| Figure record listings |
#####

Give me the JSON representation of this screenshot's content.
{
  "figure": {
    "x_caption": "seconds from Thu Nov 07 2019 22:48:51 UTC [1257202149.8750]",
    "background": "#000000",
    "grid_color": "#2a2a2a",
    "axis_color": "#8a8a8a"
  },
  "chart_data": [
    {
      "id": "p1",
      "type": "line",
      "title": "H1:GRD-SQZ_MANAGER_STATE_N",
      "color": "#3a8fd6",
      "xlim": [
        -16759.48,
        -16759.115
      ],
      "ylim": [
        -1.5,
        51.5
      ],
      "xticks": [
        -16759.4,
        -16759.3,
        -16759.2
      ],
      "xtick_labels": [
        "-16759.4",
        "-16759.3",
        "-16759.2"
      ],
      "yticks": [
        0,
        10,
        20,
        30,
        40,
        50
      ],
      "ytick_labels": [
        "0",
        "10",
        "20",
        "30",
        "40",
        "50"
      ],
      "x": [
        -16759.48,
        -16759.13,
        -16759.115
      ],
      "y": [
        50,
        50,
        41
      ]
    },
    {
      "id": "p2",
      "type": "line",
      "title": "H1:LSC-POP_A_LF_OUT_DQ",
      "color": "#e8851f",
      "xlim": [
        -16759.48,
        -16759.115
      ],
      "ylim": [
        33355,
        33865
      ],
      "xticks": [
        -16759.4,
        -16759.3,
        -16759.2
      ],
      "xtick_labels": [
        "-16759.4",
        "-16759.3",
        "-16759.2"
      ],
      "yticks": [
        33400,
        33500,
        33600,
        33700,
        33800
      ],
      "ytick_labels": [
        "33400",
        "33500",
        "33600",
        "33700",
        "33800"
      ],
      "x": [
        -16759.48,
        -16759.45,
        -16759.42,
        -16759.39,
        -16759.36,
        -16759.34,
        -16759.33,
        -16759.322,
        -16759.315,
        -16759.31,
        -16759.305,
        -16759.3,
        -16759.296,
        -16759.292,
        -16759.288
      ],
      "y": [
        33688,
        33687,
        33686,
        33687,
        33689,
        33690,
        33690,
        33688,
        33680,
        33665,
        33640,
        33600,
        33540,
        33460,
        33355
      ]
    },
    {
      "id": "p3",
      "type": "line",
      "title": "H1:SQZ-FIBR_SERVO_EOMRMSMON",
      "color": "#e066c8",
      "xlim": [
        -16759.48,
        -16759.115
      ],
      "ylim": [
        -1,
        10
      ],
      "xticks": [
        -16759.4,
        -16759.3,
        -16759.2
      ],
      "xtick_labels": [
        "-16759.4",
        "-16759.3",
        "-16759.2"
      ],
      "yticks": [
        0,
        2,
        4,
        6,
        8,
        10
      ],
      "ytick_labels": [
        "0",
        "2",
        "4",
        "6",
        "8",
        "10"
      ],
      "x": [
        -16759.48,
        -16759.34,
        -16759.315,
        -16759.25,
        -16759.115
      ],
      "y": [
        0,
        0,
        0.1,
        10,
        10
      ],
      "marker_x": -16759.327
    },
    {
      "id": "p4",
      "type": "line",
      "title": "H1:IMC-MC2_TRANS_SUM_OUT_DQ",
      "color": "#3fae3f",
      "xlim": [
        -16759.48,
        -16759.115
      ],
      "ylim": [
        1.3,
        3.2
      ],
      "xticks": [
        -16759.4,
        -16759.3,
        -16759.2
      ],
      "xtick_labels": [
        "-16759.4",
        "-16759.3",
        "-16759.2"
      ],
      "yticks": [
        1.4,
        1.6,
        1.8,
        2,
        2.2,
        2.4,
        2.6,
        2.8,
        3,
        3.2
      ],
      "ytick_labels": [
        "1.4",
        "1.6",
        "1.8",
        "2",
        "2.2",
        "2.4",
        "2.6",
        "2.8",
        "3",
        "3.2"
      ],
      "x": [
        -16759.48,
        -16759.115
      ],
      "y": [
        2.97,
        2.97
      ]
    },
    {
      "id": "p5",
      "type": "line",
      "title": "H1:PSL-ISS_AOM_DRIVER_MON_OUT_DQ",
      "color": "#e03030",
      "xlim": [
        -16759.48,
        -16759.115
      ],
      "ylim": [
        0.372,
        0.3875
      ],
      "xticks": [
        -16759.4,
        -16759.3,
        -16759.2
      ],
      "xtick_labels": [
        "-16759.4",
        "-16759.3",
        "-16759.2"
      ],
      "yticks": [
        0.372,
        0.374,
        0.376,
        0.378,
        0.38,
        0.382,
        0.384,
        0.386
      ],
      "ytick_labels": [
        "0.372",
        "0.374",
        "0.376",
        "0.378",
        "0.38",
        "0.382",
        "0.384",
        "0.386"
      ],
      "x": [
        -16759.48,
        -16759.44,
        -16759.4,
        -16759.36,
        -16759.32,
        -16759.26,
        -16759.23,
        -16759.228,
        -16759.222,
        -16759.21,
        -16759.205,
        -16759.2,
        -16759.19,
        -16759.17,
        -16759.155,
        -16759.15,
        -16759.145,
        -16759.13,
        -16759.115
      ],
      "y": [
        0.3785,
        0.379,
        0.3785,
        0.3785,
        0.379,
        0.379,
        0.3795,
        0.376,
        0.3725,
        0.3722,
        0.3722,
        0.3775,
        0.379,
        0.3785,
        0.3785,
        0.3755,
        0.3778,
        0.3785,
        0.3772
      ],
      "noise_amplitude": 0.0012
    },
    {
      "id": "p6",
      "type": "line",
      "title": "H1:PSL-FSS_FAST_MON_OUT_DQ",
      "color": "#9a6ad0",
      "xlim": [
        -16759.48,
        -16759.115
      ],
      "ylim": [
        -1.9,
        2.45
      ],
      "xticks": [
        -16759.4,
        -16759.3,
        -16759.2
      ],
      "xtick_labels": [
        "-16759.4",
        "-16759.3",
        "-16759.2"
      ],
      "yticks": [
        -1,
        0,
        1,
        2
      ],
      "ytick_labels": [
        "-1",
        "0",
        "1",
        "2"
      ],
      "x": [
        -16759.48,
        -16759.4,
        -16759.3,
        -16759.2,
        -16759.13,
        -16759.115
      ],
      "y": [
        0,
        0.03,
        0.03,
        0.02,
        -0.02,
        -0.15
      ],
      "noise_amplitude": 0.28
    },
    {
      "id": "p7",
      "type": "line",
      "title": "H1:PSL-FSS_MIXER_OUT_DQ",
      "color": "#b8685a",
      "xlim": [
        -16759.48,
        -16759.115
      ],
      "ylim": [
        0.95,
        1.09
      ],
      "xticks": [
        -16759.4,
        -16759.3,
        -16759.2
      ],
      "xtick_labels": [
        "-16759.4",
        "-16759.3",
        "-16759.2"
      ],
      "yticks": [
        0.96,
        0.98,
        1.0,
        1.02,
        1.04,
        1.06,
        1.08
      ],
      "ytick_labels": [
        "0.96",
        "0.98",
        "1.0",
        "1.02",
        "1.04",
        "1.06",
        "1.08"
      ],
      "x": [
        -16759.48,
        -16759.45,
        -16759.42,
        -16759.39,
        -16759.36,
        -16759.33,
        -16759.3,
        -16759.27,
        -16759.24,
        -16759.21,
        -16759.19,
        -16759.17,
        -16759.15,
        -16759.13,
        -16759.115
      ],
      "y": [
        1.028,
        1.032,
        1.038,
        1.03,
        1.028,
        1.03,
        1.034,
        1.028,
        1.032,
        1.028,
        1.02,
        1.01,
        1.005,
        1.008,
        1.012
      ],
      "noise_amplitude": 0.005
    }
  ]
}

#####

| What is required |
Quote the whole listing above, leaving nothing out.

| Exercise output |
Give me the JSON representation of this screenshot's content.
{
  "figure": {
    "x_caption": "seconds from Thu Nov 07 2019 22:48:51 UTC [1257202149.8750]",
    "background": "#000000",
    "grid_color": "#2a2a2a",
    "axis_color": "#8a8a8a"
  },
  "chart_data": [
    {
      "id": "p1",
      "type": "line",
      "title": "H1:GRD-SQZ_MANAGER_STATE_N",
      "color": "#3a8fd6",
      "xlim": [
        -16759.48,
        -16759.115
      ],
      "ylim": [
        -1.5,
        51.5
      ],
      "xticks": [
        -16759.4,
        -16759.3,
        -16759.2
      ],
      "xtick_labels": [
        "-16759.4",
        "-16759.3",
        "-16759.2"
      ],
      "yticks": [
        0,
        10,
        20,
        30,
        40,
        50
      ],
      "ytick_labels": [
        "0",
        "10",
        "20",
        "30",
        "40",
        "50"
      ],
      "x": [
        -16759.48,
        -16759.13,
        -16759.115
      ],
      "y": [
        50,
        50,
        41
      ]
    },
    {
      "id": "p2",
      "type": "line",
      "title": "H1:LSC-POP_A_LF_OUT_DQ",
      "color": "#e8851f",
      "xlim": [
        -16759.48,
        -16759.115
      ],
      "ylim": [
        33355,
        33865
      ],
      "xticks": [
        -16759.4,
        -16759.3,
        -16759.2
      ],
      "xtick_labels": [
        "-16759.4",
        "-16759.3",
        "-16759.2"
      ],
      "yticks": [
        33400,
        33500,
        33600,
        33700,
        33800
      ],
      "ytick_labels": [
        "33400",
        "33500",
        "33600",
        "33700",
        "33800"
      ],
      "x": [
        -16759.48,
        -16759.45,
        -16759.42,
        -16759.39,
        -16759.36,
        -16759.34,
        -16759.33,
        -16759.322,
        -16759.315,
        -16759.31,
        -16759.305,
        -16759.3,
        -16759.296,
        -16759.292,
        -16759.288
      ],
      "y": [
        33688,
        33687,
        33686,
        33687,
        33689,
        33690,
        33690,
        33688,
        33680,
        33665,
        33640,
        33600,
        33540,
        33460,
        33355
      ]
    },
    {
      "id": "p3",
      "type": "line",
      "title": "H1:SQZ-FIBR_SERVO_EOMRMSMON",
      "color": "#e066c8",
      "xlim": [
        -16759.48,
        -16759.115
      ],
      "ylim": [
        -1,
        10
      ],
      "xticks": [
        -16759.4,
        -16759.3,
        -16759.2
      ],
      "xtick_labels": [
        "-16759.4",
        "-16759.3",
        "-16759.2"
      ],
      "yticks": [
        0,
        2,
        4,
        6,
        8,
        10
      ],
      "ytick_labels": [
        "0",
        "2",
        "4",
        "6",
        "8",
        "10"
      ],
      "x": [
        -16759.48,
        -16759.34,
        -16759.315,
        -16759.25,
        -16759.115
      ],
      "y": [
        0,
        0,
        0.1,
        10,
        10
      ],
      "marker_x": -16759.327
    },
    {
      "id": "p4",
      "type": "line",
      "title": "H1:IMC-MC2_TRANS_SUM_OUT_DQ",
      "color": "#3fae3f",
      "xlim": [
        -16759.48,
        -16759.115
      ],
      "ylim": [
        1.3,
        3.2
      ],
      "xticks": [
        -16759.4,
        -16759.3,
        -16759.2
      ],
      "xtick_labels": [
        "-16759.4",
        "-16759.3",
        "-16759.2"
      ],
      "yticks": [
        1.4,
        1.6,
        1.8,
        2,
        2.2,
        2.4,
        2.6,
        2.8,
        3,
        3.2
      ],
      "ytick_labels": [
        "1.4",
        "1.6",
        "1.8",
        "2",
        "2.2",
        "2.4",
        "2.6",
        "2.8",
        "3",
        "3.2"
      ],
      "x": [
        -16759.48,
        -16759.115
      ],
      "y": [
        2.97,
        2.97
      ]
    },
    {
      "id": "p5",
      "type": "line",
      "title": "H1:PSL-ISS_AOM_DRIVER_MON_OUT_DQ",
      "color": "#e03030",
      "xlim": [
        -16759.48,
        -16759.115
      ],
      "ylim": [
        0.372,
        0.3875
      ],
      "xticks": [
        -16759.4,
        -16759.3,
        -16759.2
      ],
      "xtick_labels": [
        "-16759.4",
        "-16759.3",
        "-16759.2"
      ],
      "yticks": [
        0.372,
        0.374,
        0.376,
        0.378,
        0.38,
        0.382,
        0.384,
        0.386
      ],
      "ytick_labels": [
        "0.372",
        "0.374",
        "0.376",
        "0.378",
        "0.38",
        "0.382",
        "0.384",
        "0.386"
      ],
      "x": [
        -16759.48,
        -16759.44,
        -16759.4,
        -16759.36,
        -16759.32,
        -16759.26,
        -16759.23,
        -16759.228,
        -16759.222,
        -16759.21,
        -16759.205,
        -16759.2,
        -16759.19,
        -16759.17,
        -16759.155,
        -16759.15,
        -16759.145,
        -16759.13,
        -16759.115
      ],
      "y": [
        0.3785,
        0.379,
        0.3785,
        0.3785,
        0.379,
        0.379,
        0.3795,
        0.376,
        0.3725,
        0.3722,
        0.3722,
        0.3775,
        0.379,
        0.3785,
        0.3785,
        0.3755,
        0.3778,
        0.3785,
        0.3772
      ],
      "noise_amplitude": 0.0012
    },
    {
      "id": "p6",
      "type": "line",
      "title": "H1:PSL-FSS_FAST_MON_OUT_DQ",
      "color": "#9a6ad0",
      "xlim": [
        -16759.48,
        -16759.115
      ],
      "ylim": [
        -1.9,
        2.45
      ],
      "xticks": [
        -16759.4,
        -16759.3,
        -16759.2
      ],
      "xtick_labels": [
        "-16759.4",
        "-16759.3",
        "-16759.2"
      ],
      "yticks": [
        -1,
        0,
        1,
        2
      ],
      "ytick_labels": [
        "-1",
        "0",
        "1",
        "2"
      ],
      "x": [
        -16759.48,
        -16759.4,
        -16759.3,
        -16759.2,
        -16759.13,
        -16759.115
      ],
      "y": [
        0,
        0.03,
        0.03,
        0.02,
        -0.02,
        -0.15
      ],
      "noise_amplitude": 0.28
    },
    {
      "id": "p7",
      "type": "line",
      "title": "H1:PSL-FSS_MIXER_OUT_DQ",
      "color": "#b8685a",
      "xlim": [
        -16759.48,
        -16759.115
      ],
      "ylim": [
        0.95,
        1.09
      ],
      "xticks": [
        -16759.4,
        -16759.3,
        -16759.2
      ],
      "xtick_labels": [
        "-16759.4",
        "-16759.3",
        "-16759.2"
      ],
      "yticks": [
        0.96,
        0.98,
        1.0,
        1.02,
        1.04,
        1.06,
        1.08
      ],
      "ytick_labels": [
        "0.96",
        "0.98",
        "1.0",
        "1.02",
        "1.04",
        "1.06",
        "1.08"
      ],
      "x": [
        -16759.48,
        -16759.45,
        -16759.42,
        -16759.39,
        -16759.36,
        -16759.33,
        -16759.3,
        -16759.27,
        -16759.24,
        -16759.21,
        -16759.19,
        -16759.17,
        -16759.15,
        -16759.13,
        -16759.115
      ],
      "y": [
        1.028,
        1.032,
        1.038,
        1.03,
        1.028,
        1.03,
        1.034,
        1.028,
        1.032,
        1.028,
        1.02,
        1.01,
        1.005,
        1.008,
        1.012
      ],
      "noise_amplitude": 0.005
    }
  ]
}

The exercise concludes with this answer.